--- BEGIN ---
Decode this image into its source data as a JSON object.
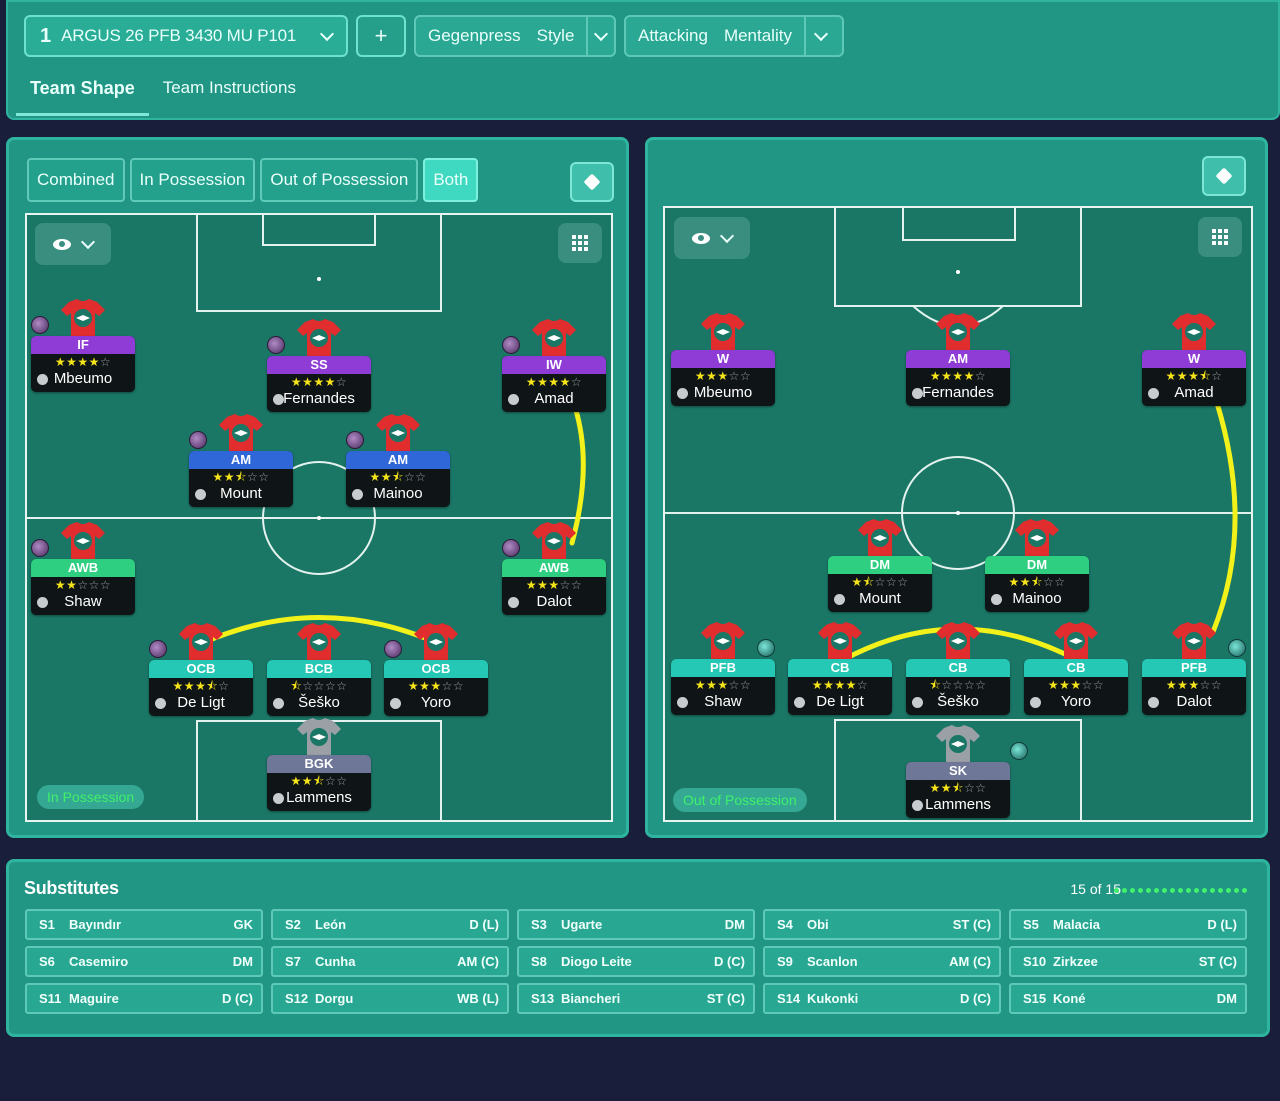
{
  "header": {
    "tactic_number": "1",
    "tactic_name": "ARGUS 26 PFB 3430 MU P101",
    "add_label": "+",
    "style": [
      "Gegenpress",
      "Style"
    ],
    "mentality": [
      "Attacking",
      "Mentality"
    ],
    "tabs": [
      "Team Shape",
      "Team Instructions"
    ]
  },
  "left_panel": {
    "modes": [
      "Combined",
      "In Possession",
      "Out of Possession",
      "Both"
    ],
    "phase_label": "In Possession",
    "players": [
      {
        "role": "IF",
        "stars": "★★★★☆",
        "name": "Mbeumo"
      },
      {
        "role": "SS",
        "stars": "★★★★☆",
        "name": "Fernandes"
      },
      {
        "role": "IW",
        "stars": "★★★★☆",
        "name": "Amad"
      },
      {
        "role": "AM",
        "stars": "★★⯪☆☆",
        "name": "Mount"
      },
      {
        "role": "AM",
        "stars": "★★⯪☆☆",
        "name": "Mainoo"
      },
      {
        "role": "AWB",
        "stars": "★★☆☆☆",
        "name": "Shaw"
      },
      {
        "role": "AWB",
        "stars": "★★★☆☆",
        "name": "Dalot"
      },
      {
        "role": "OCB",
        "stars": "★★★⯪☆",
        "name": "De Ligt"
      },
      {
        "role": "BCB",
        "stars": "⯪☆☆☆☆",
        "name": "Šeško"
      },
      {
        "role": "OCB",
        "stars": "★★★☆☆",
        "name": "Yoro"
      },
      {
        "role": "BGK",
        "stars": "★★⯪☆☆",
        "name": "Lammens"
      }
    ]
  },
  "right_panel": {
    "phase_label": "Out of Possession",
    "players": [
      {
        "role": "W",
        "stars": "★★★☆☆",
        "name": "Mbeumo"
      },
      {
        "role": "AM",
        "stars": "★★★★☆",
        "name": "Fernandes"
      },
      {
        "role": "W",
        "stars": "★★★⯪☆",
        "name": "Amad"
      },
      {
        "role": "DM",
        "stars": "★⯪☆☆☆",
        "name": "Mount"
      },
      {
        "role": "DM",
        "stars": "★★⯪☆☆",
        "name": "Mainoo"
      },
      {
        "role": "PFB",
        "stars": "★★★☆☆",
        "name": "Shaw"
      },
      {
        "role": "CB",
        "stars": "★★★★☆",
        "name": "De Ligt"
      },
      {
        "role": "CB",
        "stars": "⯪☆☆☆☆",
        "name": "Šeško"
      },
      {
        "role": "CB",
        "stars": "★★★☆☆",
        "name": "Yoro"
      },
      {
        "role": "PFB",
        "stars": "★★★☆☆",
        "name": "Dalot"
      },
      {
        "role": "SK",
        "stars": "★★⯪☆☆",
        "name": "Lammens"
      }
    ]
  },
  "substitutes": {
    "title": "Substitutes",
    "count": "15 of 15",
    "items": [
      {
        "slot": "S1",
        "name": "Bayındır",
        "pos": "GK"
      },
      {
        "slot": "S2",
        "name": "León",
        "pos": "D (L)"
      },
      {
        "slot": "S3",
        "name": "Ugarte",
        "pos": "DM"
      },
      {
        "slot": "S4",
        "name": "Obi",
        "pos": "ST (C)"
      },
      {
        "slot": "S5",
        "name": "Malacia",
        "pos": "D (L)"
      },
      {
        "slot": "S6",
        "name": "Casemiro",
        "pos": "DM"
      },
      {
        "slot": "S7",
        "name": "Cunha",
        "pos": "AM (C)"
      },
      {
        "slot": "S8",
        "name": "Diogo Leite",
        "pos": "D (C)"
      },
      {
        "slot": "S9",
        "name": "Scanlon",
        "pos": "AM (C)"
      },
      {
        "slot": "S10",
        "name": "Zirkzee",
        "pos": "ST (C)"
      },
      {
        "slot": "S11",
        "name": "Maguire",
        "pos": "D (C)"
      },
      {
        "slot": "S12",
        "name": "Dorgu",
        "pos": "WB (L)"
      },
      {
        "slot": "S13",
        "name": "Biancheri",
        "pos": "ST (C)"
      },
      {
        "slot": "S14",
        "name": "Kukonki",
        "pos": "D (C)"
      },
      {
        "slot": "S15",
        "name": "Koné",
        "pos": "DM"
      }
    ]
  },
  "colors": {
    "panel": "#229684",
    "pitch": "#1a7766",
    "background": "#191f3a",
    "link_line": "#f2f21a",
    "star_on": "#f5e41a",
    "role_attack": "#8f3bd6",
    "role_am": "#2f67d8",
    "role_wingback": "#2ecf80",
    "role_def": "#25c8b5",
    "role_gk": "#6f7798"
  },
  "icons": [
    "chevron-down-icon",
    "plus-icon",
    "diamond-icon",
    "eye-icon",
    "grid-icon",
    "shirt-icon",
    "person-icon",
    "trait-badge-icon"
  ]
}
--- END ---
--- BEGIN ---
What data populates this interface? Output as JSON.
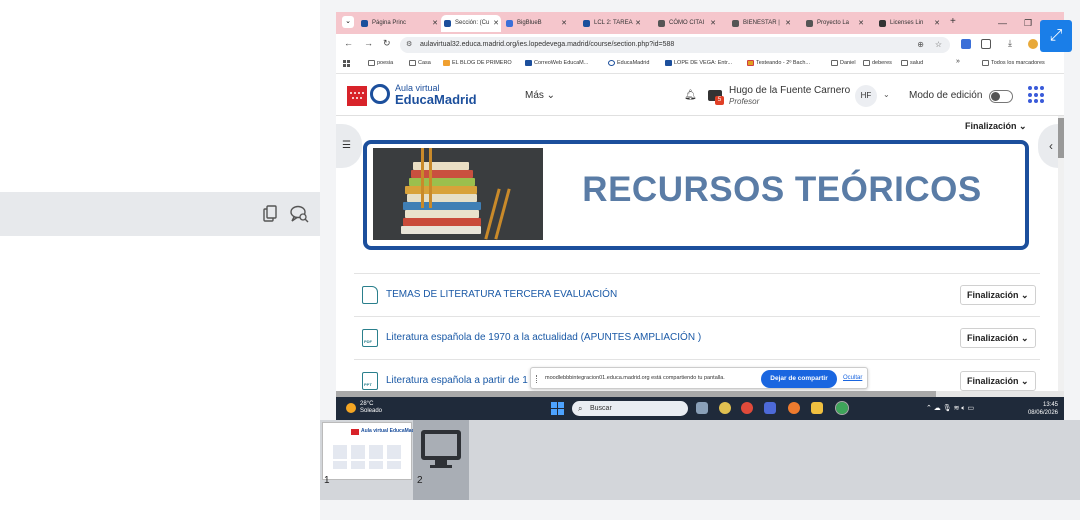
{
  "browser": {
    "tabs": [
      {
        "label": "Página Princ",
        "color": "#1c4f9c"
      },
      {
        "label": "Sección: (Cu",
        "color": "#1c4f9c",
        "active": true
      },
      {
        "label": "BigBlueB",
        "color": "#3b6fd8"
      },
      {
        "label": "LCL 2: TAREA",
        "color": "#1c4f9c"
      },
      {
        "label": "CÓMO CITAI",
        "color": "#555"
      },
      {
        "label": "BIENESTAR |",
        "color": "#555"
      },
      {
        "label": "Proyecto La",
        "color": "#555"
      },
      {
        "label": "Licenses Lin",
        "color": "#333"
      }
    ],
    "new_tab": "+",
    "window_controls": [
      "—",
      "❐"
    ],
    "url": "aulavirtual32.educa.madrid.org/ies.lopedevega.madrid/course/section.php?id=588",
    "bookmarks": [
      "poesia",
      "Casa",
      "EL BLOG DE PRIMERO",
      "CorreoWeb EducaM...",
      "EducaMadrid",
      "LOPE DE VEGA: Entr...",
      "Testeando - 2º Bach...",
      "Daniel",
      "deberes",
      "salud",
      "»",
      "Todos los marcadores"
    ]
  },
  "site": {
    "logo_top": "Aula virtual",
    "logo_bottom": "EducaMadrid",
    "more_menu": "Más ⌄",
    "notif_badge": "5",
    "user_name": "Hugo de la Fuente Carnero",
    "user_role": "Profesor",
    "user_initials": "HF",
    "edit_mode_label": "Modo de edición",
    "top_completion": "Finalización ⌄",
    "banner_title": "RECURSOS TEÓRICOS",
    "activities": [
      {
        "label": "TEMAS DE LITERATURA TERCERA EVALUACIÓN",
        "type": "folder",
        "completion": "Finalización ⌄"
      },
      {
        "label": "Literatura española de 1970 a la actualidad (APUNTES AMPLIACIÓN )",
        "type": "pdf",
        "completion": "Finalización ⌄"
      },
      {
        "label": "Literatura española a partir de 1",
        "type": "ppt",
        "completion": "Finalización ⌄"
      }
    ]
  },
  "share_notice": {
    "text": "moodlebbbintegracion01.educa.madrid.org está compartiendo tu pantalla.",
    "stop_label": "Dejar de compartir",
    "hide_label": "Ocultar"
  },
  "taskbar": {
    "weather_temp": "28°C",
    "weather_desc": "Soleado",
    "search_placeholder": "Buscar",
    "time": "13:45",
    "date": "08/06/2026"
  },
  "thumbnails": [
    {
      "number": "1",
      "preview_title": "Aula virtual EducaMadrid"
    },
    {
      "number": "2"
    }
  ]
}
--- END ---
--- BEGIN ---
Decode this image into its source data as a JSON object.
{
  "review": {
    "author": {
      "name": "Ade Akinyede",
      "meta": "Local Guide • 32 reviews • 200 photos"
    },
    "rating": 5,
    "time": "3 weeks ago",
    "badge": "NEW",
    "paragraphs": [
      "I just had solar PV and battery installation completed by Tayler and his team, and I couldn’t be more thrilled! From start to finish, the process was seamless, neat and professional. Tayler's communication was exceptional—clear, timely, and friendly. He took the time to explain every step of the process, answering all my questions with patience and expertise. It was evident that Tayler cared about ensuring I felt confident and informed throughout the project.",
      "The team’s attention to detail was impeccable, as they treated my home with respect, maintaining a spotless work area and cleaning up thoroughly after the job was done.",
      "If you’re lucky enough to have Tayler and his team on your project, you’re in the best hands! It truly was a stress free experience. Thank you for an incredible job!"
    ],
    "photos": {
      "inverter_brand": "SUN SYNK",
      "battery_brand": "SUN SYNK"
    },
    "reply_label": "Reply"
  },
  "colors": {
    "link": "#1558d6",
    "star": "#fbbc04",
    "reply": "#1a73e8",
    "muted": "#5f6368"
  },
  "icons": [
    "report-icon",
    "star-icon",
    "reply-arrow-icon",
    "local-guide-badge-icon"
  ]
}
--- END ---
● **Task statement**
Copy each line that holds the word "SYNK".

● **Worked answer**
      "inverter_brand": "SUN SYNK",
      "battery_brand": "SUN SYNK"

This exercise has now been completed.